Collected data:
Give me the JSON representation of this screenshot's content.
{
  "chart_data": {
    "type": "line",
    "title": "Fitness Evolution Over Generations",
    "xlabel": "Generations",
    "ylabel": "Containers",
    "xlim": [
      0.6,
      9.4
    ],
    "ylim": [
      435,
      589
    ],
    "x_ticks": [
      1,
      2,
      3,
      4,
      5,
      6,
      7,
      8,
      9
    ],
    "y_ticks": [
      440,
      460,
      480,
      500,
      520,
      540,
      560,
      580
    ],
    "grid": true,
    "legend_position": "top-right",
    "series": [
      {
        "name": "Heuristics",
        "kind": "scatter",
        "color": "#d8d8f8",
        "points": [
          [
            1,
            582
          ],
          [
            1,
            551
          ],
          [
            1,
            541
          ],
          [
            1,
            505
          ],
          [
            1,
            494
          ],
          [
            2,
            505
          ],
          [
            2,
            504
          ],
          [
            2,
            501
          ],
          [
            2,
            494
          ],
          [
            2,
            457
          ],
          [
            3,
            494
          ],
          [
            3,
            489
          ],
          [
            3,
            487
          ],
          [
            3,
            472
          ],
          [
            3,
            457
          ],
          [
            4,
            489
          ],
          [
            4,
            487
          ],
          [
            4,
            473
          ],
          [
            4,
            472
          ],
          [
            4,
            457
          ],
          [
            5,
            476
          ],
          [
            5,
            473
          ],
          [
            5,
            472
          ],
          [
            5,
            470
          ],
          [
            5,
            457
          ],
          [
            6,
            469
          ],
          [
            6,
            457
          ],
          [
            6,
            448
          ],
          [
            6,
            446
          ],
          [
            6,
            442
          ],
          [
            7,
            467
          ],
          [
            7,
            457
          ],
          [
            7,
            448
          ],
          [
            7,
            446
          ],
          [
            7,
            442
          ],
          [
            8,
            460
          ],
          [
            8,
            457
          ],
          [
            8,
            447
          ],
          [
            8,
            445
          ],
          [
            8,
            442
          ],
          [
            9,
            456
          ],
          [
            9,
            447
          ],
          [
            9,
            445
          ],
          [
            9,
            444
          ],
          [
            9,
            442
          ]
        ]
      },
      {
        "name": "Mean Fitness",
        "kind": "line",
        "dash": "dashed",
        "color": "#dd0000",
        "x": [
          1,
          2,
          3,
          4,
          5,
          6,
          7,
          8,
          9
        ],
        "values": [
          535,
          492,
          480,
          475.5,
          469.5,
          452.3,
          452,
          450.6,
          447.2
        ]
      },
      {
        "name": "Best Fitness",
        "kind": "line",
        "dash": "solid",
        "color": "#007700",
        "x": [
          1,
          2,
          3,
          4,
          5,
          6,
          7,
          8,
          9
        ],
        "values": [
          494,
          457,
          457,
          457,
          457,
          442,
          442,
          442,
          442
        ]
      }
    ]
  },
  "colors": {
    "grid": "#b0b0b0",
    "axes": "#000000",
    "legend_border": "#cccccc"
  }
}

## Objective
Report all lines of the data that include the word "Fitness".

## Correct output
    "title": "Fitness Evolution Over Generations",
        "name": "Mean Fitness",
        "name": "Best Fitness",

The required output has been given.